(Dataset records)
▽
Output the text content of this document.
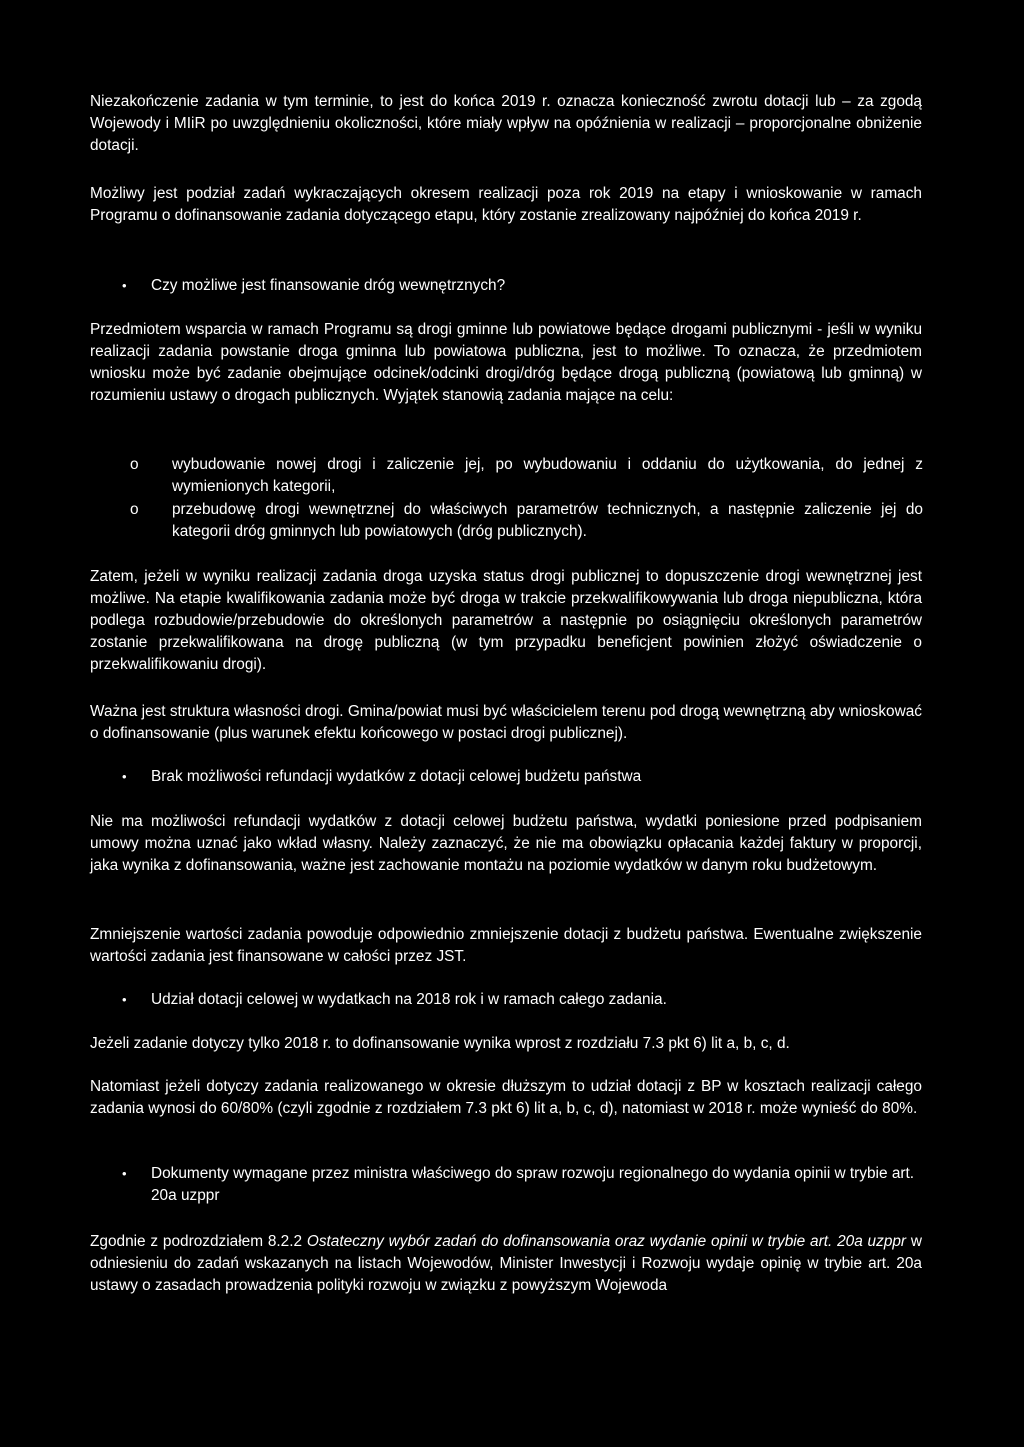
Niezakończenie zadania w tym terminie, to jest do końca 2019 r. oznacza konieczność zwrotu dotacji lub – za zgodą Wojewody i MIiR po uwzględnieniu okoliczności, które miały wpływ na opóźnienia w realizacji – proporcjonalne obniżenie dotacji.

Możliwy jest podział zadań wykraczających okresem realizacji poza rok 2019 na etapy i wnioskowanie w ramach Programu o dofinansowanie zadania dotyczącego etapu, który zostanie zrealizowany najpóźniej do końca 2019 r.

•

Czy możliwe jest finansowanie dróg wewnętrznych?

Przedmiotem wsparcia w ramach Programu są drogi gminne lub powiatowe będące drogami publicznymi - jeśli w wyniku realizacji zadania powstanie droga gminna lub powiatowa publiczna, jest to możliwe. To oznacza, że przedmiotem wniosku może być zadanie obejmujące odcinek/odcinki drogi/dróg będące drogą publiczną (powiatową lub gminną) w rozumieniu ustawy o drogach publicznych. Wyjątek stanowią zadania mające na celu:

o wybudowanie nowej drogi i zaliczenie jej, po wybudowaniu i oddaniu do użytkowania, do jednej z wymienionych kategorii,

o przebudowę drogi wewnętrznej do właściwych parametrów technicznych, a następnie zaliczenie jej do kategorii dróg gminnych lub powiatowych (dróg publicznych).

Zatem, jeżeli w wyniku realizacji zadania droga uzyska status drogi publicznej to dopuszczenie drogi wewnętrznej jest możliwe. Na etapie kwalifikowania zadania może być droga w trakcie przekwalifikowywania lub droga niepubliczna, która podlega rozbudowie/przebudowie do określonych parametrów a następnie po osiągnięciu określonych parametrów zostanie przekwalifikowana na drogę publiczną (w tym przypadku beneficjent powinien złożyć oświadczenie o przekwalifikowaniu drogi).

Ważna jest struktura własności drogi. Gmina/powiat musi być właścicielem terenu pod drogą wewnętrzną aby wnioskować o dofinansowanie (plus warunek efektu końcowego w postaci drogi publicznej).

•

Brak możliwości refundacji wydatków z dotacji celowej budżetu państwa

Nie ma możliwości refundacji wydatków z dotacji celowej budżetu państwa, wydatki poniesione przed podpisaniem umowy można uznać jako wkład własny. Należy zaznaczyć, że nie ma obowiązku opłacania każdej faktury w proporcji, jaka wynika z dofinansowania, ważne jest zachowanie montażu na poziomie wydatków w danym roku budżetowym.

Zmniejszenie wartości zadania powoduje odpowiednio zmniejszenie dotacji z budżetu państwa. Ewentualne zwiększenie wartości zadania jest finansowane w całości przez JST.

•

Udział dotacji celowej w wydatkach na 2018 rok i w ramach całego zadania.

Jeżeli zadanie dotyczy tylko 2018 r. to dofinansowanie wynika wprost z rozdziału 7.3 pkt 6) lit a, b, c, d.

Natomiast jeżeli dotyczy zadania realizowanego w okresie dłuższym to udział dotacji z BP w kosztach realizacji całego zadania wynosi do 60/80% (czyli zgodnie z rozdziałem 7.3 pkt 6) lit a, b, c, d), natomiast w 2018 r. może wynieść do 80%.

•

Dokumenty wymagane przez ministra właściwego do spraw rozwoju regionalnego do wydania opinii w trybie art. 20a uzppr

Zgodnie z podrozdziałem 8.2.2 Ostateczny wybór zadań do dofinansowania oraz wydanie opinii w trybie art. 20a uzppr w odniesieniu do zadań wskazanych na listach Wojewodów, Minister Inwestycji i Rozwoju wydaje opinię w trybie art. 20a ustawy o zasadach prowadzenia polityki rozwoju w związku z powyższym Wojewoda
△
__Aim of the task__: Your task is to return the entries above exactly, with no pictures.

__Task solution__:
Output the text content of this document.
Niezakończenie zadania w tym terminie, to jest do końca 2019 r. oznacza konieczność zwrotu dotacji lub – za zgodą Wojewody i MIiR po uwzględnieniu okoliczności, które miały wpływ na opóźnienia w realizacji – proporcjonalne obniżenie dotacji.

Możliwy jest podział zadań wykraczających okresem realizacji poza rok 2019 na etapy i wnioskowanie w ramach Programu o dofinansowanie zadania dotyczącego etapu, który zostanie zrealizowany najpóźniej do końca 2019 r.

•

Czy możliwe jest finansowanie dróg wewnętrznych?

Przedmiotem wsparcia w ramach Programu są drogi gminne lub powiatowe będące drogami publicznymi - jeśli w wyniku realizacji zadania powstanie droga gminna lub powiatowa publiczna, jest to możliwe. To oznacza, że przedmiotem wniosku może być zadanie obejmujące odcinek/odcinki drogi/dróg będące drogą publiczną (powiatową lub gminną) w rozumieniu ustawy o drogach publicznych. Wyjątek stanowią zadania mające na celu:

o wybudowanie nowej drogi i zaliczenie jej, po wybudowaniu i oddaniu do użytkowania, do jednej z wymienionych kategorii,

o przebudowę drogi wewnętrznej do właściwych parametrów technicznych, a następnie zaliczenie jej do kategorii dróg gminnych lub powiatowych (dróg publicznych).

Zatem, jeżeli w wyniku realizacji zadania droga uzyska status drogi publicznej to dopuszczenie drogi wewnętrznej jest możliwe. Na etapie kwalifikowania zadania może być droga w trakcie przekwalifikowywania lub droga niepubliczna, która podlega rozbudowie/przebudowie do określonych parametrów a następnie po osiągnięciu określonych parametrów zostanie przekwalifikowana na drogę publiczną (w tym przypadku beneficjent powinien złożyć oświadczenie o przekwalifikowaniu drogi).

Ważna jest struktura własności drogi. Gmina/powiat musi być właścicielem terenu pod drogą wewnętrzną aby wnioskować o dofinansowanie (plus warunek efektu końcowego w postaci drogi publicznej).

•

Brak możliwości refundacji wydatków z dotacji celowej budżetu państwa

Nie ma możliwości refundacji wydatków z dotacji celowej budżetu państwa, wydatki poniesione przed podpisaniem umowy można uznać jako wkład własny. Należy zaznaczyć, że nie ma obowiązku opłacania każdej faktury w proporcji, jaka wynika z dofinansowania, ważne jest zachowanie montażu na poziomie wydatków w danym roku budżetowym.

Zmniejszenie wartości zadania powoduje odpowiednio zmniejszenie dotacji z budżetu państwa. Ewentualne zwiększenie wartości zadania jest finansowane w całości przez JST.

•

Udział dotacji celowej w wydatkach na 2018 rok i w ramach całego zadania.

Jeżeli zadanie dotyczy tylko 2018 r. to dofinansowanie wynika wprost z rozdziału 7.3 pkt 6) lit a, b, c, d.

Natomiast jeżeli dotyczy zadania realizowanego w okresie dłuższym to udział dotacji z BP w kosztach realizacji całego zadania wynosi do 60/80% (czyli zgodnie z rozdziałem 7.3 pkt 6) lit a, b, c, d), natomiast w 2018 r. może wynieść do 80%.

•

Dokumenty wymagane przez ministra właściwego do spraw rozwoju regionalnego do wydania opinii w trybie art. 20a uzppr

Zgodnie z podrozdziałem 8.2.2 Ostateczny wybór zadań do dofinansowania oraz wydanie opinii w trybie art. 20a uzppr w odniesieniu do zadań wskazanych na listach Wojewodów, Minister Inwestycji i Rozwoju wydaje opinię w trybie art. 20a ustawy o zasadach prowadzenia polityki rozwoju w związku z powyższym Wojewoda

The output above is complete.